— Start INPUT MATERIAL —

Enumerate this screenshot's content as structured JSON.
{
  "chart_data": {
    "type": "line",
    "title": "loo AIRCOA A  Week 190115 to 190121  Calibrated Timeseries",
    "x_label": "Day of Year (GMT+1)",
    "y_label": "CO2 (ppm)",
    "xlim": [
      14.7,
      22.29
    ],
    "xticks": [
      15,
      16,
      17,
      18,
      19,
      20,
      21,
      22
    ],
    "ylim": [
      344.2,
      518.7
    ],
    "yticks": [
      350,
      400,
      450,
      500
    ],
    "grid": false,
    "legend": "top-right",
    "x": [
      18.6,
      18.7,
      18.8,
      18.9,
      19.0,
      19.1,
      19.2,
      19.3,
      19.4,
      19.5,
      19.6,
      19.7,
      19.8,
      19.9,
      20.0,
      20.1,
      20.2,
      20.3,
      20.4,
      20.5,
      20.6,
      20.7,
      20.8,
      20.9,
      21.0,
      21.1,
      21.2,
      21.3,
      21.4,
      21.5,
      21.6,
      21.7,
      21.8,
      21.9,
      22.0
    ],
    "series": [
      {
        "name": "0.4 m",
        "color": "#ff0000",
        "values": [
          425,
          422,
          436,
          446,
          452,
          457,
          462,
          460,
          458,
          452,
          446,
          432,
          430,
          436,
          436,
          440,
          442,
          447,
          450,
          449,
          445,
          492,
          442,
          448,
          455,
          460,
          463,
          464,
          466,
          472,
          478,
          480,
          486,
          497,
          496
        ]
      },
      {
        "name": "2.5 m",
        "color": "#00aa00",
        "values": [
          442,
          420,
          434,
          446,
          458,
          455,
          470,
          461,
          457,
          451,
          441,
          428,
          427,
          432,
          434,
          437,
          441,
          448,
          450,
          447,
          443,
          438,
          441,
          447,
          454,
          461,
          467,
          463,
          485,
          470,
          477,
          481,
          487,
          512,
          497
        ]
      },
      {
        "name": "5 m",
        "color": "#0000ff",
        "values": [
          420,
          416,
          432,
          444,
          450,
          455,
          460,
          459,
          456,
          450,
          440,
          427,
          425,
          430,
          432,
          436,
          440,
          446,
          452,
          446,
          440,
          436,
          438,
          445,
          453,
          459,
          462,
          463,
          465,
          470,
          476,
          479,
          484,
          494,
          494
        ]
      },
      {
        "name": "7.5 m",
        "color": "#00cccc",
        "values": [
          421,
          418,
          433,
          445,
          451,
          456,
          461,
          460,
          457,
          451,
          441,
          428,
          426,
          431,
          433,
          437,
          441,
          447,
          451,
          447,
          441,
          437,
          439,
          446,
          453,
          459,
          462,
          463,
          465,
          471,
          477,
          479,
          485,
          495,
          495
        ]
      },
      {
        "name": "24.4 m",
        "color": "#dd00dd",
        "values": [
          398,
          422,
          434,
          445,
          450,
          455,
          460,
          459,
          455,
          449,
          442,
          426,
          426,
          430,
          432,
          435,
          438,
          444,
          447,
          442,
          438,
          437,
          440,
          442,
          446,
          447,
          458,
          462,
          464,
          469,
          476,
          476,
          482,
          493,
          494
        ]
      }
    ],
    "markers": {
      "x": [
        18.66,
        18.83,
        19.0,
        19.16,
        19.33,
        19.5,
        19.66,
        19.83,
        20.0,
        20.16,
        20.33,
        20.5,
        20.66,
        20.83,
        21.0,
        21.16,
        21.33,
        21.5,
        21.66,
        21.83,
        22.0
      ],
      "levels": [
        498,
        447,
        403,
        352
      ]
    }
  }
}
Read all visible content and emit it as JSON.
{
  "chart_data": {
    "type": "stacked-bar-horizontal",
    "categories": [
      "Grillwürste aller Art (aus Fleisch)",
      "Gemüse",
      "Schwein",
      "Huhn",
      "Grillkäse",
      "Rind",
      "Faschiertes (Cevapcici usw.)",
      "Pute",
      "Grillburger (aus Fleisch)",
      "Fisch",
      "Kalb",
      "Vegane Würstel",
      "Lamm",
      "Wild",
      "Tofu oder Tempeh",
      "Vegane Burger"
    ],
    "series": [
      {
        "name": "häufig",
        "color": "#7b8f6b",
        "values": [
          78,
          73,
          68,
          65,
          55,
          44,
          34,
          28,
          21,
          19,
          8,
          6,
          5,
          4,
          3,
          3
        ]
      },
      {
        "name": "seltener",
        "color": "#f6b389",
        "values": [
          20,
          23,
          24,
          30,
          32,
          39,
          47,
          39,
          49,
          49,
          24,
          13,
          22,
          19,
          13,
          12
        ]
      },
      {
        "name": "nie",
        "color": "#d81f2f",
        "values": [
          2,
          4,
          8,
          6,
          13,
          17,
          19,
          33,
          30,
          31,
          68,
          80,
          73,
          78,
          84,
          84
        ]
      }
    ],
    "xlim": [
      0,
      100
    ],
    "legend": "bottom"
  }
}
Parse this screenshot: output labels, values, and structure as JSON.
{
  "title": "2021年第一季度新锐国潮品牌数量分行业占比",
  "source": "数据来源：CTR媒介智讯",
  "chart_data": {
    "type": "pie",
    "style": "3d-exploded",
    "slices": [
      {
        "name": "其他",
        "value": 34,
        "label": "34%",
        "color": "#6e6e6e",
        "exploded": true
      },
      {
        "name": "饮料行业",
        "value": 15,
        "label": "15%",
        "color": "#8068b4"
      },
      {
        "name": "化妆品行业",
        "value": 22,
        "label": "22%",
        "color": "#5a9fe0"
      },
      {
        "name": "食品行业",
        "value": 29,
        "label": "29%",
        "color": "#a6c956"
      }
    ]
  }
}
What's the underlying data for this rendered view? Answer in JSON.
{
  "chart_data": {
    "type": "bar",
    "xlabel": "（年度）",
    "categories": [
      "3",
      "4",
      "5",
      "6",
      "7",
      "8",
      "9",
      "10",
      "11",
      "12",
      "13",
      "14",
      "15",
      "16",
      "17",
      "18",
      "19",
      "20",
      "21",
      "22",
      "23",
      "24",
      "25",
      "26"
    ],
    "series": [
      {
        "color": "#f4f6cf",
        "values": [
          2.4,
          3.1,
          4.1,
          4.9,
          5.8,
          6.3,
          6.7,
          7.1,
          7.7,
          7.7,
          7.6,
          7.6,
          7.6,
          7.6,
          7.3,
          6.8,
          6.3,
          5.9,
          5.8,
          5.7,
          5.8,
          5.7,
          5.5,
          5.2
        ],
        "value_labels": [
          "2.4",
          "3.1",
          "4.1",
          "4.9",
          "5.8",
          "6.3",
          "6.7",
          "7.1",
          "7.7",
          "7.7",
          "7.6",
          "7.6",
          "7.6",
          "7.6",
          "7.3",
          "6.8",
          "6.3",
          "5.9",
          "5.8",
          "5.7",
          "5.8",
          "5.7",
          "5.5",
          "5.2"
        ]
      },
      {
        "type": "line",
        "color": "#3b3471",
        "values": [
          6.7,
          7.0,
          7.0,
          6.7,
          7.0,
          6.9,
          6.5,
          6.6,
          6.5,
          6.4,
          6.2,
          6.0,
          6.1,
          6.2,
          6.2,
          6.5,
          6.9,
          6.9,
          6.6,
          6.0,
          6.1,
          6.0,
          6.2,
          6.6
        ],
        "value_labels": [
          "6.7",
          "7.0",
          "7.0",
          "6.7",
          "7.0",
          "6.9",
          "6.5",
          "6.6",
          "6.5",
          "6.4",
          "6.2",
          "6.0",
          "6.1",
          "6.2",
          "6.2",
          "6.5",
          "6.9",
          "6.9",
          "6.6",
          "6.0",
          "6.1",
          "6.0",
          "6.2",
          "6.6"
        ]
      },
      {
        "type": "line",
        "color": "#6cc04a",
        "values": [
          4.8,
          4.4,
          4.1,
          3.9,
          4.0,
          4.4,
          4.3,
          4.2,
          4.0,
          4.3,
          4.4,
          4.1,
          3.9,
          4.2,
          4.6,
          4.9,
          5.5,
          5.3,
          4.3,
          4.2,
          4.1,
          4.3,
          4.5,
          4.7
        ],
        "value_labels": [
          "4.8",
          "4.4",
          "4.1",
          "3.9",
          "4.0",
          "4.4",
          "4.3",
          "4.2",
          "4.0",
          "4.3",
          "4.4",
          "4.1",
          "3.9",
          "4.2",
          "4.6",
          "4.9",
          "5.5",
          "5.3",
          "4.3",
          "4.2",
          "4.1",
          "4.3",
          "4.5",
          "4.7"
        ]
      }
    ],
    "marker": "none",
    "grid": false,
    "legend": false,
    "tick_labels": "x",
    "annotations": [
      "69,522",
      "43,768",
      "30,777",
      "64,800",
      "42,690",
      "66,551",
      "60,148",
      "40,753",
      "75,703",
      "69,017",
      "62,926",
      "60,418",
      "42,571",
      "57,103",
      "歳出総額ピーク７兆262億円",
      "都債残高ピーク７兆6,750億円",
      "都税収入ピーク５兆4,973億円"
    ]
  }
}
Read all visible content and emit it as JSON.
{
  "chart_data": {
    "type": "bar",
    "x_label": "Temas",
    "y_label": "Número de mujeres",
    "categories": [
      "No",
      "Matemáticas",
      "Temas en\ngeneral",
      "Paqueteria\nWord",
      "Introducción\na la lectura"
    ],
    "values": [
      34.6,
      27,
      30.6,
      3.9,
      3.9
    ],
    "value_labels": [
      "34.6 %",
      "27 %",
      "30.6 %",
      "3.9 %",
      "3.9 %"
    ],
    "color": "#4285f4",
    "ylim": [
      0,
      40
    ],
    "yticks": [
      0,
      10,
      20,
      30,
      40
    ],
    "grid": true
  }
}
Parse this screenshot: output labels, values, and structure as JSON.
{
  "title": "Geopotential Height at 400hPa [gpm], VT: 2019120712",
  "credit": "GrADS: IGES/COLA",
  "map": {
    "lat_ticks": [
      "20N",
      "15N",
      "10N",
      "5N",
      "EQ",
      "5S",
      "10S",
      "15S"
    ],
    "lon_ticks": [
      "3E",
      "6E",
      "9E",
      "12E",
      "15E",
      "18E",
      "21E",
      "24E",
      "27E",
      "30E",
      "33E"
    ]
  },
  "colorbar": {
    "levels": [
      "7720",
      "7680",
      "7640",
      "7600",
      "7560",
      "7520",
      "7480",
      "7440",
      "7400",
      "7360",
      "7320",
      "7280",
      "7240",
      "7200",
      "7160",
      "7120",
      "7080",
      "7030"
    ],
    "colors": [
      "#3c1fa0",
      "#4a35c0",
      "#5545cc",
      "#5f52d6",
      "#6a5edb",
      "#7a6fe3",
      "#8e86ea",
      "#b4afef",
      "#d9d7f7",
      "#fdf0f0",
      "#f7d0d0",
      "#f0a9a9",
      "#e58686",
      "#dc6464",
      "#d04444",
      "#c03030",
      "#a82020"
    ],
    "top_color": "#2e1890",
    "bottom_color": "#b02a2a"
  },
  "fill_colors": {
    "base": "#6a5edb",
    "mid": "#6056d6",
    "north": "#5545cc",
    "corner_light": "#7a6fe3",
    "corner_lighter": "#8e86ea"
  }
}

— End INPUT MATERIAL —

### OBJECTIVE
Locate the word "legend" in the records above, and return each line that has it.

### PROBLEM SOLUTION
    "legend": "top-right",
    "legend": "bottom"
    "legend": false,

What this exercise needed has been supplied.